::: INFORMATION GIVEN

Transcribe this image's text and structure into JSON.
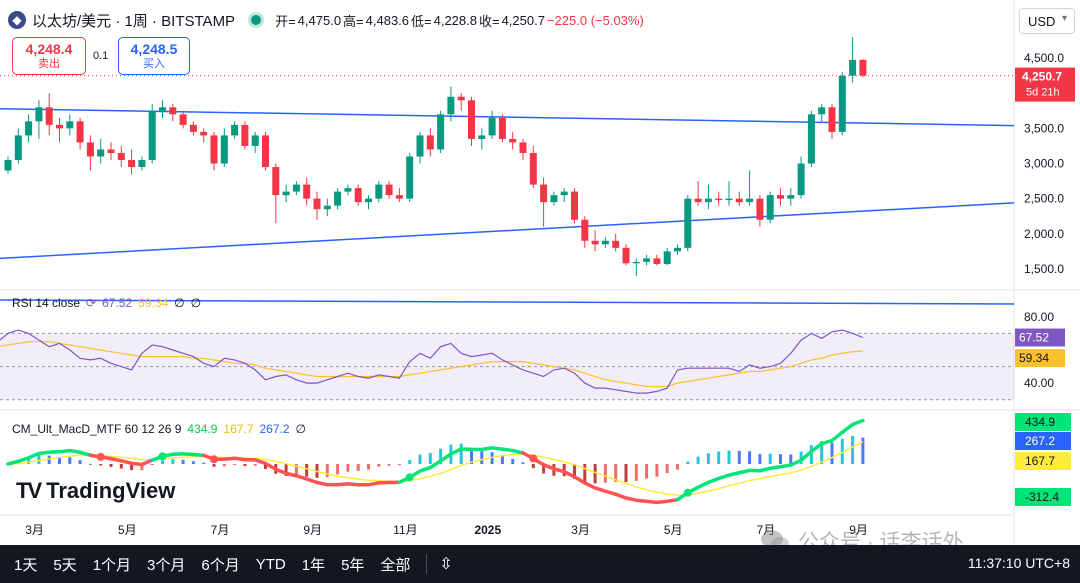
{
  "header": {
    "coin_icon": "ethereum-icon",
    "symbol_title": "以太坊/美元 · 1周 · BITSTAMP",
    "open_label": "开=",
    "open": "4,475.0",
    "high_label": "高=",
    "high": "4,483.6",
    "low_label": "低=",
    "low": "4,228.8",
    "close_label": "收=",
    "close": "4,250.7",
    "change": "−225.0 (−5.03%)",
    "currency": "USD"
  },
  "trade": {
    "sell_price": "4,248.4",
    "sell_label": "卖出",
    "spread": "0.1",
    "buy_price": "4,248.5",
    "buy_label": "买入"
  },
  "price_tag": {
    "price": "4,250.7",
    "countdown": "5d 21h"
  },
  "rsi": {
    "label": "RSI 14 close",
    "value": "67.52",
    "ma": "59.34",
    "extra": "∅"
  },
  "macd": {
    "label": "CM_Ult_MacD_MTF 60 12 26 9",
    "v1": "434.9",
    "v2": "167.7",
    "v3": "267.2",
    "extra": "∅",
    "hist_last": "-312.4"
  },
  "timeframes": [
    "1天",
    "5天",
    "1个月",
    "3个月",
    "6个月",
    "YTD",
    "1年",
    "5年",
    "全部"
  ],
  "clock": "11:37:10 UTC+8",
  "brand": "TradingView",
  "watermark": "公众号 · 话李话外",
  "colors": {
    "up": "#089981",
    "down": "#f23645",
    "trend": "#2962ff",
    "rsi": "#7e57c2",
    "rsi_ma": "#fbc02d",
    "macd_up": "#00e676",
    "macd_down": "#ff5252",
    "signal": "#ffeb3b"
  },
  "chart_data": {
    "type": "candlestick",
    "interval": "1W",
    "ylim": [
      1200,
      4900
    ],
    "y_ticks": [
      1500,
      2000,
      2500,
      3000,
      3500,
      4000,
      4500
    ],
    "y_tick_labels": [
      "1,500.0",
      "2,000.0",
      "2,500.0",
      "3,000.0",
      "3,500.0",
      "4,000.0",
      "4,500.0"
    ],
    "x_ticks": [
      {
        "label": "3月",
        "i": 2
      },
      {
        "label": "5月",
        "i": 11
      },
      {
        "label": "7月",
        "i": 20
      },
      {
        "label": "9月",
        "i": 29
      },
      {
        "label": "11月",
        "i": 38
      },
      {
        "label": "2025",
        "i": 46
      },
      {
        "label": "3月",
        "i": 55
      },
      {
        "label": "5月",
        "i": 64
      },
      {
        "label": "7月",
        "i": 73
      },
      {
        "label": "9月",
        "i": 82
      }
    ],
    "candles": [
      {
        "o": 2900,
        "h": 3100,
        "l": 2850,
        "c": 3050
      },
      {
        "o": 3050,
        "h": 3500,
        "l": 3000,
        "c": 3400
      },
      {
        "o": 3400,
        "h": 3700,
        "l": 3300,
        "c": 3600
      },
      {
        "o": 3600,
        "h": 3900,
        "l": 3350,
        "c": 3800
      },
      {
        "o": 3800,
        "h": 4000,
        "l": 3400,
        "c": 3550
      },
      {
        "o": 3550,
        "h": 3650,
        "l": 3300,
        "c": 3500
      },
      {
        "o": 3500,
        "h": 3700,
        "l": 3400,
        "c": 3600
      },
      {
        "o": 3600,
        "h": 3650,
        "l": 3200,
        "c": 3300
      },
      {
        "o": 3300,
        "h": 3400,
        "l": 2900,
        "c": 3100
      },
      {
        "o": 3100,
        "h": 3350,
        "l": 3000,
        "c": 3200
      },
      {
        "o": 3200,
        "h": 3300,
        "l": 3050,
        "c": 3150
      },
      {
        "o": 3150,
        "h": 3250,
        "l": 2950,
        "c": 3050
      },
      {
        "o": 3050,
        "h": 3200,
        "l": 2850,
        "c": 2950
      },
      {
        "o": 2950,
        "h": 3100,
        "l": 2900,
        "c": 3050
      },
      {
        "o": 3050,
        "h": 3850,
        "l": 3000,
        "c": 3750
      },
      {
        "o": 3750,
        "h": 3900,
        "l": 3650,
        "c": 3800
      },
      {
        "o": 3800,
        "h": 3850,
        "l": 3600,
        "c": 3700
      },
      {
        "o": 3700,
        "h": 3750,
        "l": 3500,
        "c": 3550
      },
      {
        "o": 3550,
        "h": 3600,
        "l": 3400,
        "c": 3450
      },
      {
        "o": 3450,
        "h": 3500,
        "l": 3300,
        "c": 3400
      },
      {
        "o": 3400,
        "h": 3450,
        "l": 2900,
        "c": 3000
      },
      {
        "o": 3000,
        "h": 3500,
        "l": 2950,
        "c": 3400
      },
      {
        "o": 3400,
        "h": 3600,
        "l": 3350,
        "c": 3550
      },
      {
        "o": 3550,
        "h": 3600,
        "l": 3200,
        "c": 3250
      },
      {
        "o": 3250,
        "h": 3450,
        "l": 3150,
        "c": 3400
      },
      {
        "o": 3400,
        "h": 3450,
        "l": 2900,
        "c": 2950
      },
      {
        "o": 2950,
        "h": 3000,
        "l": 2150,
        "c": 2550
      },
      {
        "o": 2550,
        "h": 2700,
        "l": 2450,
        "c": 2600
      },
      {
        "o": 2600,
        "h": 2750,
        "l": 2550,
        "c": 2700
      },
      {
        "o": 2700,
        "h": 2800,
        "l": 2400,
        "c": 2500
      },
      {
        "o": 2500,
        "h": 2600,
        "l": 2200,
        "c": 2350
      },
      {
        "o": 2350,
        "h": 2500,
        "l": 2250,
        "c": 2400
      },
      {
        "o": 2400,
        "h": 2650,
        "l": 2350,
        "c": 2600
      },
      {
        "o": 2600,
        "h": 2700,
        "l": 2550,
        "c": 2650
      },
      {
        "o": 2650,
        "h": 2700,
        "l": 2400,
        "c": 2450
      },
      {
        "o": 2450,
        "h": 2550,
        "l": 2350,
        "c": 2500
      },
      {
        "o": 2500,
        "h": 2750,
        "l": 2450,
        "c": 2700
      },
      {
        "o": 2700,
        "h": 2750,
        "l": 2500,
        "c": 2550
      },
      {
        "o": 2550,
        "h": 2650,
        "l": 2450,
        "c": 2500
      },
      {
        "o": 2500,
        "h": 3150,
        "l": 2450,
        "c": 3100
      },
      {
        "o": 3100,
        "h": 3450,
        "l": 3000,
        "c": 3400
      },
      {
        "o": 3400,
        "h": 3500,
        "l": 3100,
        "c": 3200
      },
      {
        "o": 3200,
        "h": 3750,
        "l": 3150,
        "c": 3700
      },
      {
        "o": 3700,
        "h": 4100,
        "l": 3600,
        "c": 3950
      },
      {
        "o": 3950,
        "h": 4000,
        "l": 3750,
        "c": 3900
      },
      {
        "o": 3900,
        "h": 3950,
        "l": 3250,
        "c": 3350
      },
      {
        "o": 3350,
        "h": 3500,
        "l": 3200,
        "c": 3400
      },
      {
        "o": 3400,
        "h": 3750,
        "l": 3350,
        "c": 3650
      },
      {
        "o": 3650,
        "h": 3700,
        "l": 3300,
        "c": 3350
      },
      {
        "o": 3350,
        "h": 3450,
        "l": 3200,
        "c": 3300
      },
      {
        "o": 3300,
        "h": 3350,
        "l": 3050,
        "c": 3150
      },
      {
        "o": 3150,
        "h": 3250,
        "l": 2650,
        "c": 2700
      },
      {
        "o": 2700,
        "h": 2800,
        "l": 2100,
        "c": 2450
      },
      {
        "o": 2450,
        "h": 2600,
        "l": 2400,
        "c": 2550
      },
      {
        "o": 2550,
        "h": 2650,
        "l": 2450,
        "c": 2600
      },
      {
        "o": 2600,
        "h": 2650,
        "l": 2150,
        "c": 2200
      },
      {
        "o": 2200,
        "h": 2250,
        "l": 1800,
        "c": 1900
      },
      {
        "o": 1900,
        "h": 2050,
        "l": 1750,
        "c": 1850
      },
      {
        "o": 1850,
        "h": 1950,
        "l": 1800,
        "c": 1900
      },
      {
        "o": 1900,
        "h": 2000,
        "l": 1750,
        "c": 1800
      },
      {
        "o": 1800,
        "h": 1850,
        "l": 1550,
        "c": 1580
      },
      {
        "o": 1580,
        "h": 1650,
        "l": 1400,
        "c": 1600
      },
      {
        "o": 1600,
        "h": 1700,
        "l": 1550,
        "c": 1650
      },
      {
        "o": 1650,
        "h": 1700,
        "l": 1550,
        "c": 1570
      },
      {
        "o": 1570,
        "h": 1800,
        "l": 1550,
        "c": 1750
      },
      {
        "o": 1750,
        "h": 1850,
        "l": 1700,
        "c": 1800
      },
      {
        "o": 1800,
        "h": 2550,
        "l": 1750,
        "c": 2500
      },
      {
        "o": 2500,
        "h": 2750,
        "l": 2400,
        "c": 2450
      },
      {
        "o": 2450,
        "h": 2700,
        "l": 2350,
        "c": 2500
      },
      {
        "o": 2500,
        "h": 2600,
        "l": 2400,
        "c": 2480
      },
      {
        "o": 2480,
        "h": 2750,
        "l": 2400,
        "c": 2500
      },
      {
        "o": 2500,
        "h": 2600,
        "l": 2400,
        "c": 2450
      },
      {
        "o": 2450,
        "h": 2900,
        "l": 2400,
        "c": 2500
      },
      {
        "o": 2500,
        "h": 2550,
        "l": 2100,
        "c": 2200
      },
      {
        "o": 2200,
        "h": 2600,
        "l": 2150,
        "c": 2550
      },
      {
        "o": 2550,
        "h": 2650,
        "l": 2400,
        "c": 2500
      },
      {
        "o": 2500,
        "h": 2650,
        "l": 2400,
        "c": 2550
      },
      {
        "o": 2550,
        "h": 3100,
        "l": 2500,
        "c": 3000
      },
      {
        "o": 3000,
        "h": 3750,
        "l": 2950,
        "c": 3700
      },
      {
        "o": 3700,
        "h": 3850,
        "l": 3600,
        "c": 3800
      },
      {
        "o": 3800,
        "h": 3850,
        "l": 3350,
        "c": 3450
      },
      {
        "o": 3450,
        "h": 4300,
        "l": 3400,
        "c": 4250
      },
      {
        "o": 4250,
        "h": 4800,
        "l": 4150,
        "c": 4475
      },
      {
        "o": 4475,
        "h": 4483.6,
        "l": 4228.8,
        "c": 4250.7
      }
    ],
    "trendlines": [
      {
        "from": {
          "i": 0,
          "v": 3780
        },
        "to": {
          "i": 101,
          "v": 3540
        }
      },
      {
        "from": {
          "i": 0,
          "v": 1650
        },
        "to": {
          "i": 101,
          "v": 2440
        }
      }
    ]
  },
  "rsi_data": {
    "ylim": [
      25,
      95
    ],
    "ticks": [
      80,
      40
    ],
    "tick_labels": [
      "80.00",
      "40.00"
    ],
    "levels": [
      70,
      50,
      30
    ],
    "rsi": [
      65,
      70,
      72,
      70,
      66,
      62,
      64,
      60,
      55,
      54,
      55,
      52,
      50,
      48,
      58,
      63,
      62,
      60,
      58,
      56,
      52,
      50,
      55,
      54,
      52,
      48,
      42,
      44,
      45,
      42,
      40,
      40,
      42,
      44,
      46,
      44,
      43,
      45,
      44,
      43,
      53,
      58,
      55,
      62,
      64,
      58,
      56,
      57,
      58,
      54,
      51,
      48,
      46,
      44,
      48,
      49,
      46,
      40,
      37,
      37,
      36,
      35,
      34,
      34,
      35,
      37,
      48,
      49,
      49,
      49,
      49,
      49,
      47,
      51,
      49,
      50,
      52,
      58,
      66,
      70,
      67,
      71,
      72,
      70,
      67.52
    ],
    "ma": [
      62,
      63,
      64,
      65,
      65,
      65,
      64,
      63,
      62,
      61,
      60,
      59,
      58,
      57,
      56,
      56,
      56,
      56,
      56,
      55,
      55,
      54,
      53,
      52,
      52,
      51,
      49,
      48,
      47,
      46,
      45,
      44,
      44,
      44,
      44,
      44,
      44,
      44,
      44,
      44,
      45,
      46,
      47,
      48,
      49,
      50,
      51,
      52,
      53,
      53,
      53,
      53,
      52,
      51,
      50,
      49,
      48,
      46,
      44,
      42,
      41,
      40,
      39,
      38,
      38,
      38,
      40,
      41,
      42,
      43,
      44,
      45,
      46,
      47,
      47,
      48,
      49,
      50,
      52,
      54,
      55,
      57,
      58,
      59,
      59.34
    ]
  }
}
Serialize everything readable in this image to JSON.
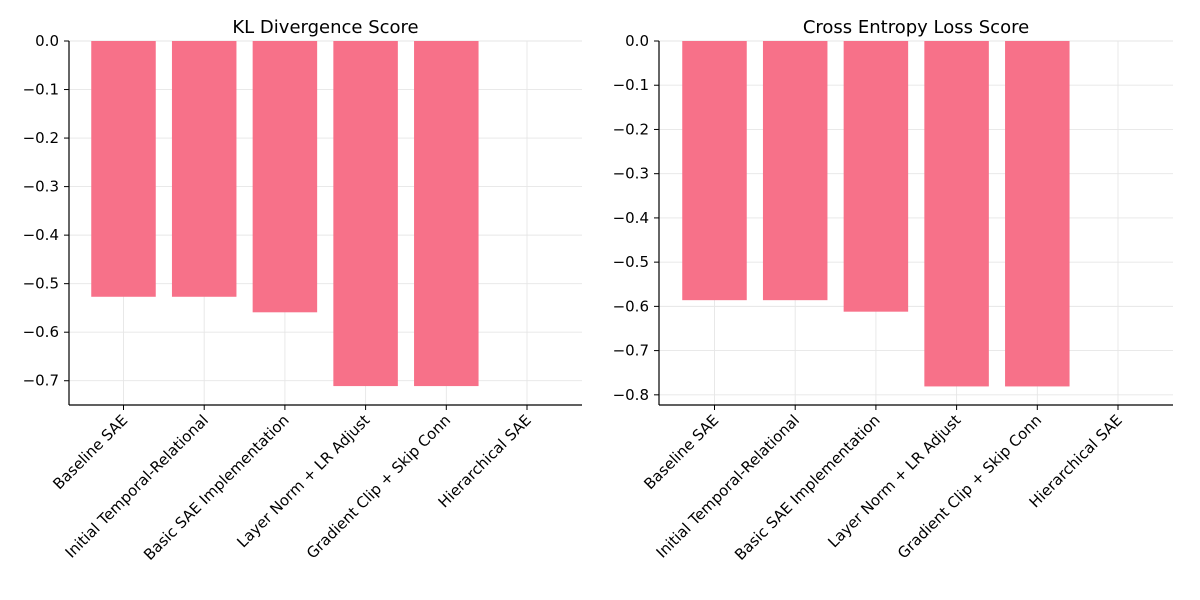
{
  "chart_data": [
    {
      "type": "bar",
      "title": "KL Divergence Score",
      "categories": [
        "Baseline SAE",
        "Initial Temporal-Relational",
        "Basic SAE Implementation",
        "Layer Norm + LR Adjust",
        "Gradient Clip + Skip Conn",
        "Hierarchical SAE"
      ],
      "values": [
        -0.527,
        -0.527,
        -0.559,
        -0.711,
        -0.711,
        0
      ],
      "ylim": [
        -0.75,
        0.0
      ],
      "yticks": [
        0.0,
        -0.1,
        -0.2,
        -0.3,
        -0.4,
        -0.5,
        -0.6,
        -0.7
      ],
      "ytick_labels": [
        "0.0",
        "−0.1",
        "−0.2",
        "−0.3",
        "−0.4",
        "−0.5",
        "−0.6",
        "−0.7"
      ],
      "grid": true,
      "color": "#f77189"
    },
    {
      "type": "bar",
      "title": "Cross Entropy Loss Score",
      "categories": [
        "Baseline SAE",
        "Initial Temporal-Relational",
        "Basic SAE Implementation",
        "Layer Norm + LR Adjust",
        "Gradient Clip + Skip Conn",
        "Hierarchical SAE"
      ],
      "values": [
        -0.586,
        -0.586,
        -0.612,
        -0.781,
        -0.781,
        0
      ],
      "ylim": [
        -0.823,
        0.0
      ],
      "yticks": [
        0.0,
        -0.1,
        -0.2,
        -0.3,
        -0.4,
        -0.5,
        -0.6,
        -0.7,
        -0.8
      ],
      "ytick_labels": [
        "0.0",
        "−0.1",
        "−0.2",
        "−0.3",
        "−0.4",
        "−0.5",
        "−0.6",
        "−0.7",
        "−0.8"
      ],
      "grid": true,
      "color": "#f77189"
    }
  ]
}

::::::

Copy each line of the listing that includes "image".

Transcribe this image's text and structure into JSON.
Serialize everything readable in this image to JSON.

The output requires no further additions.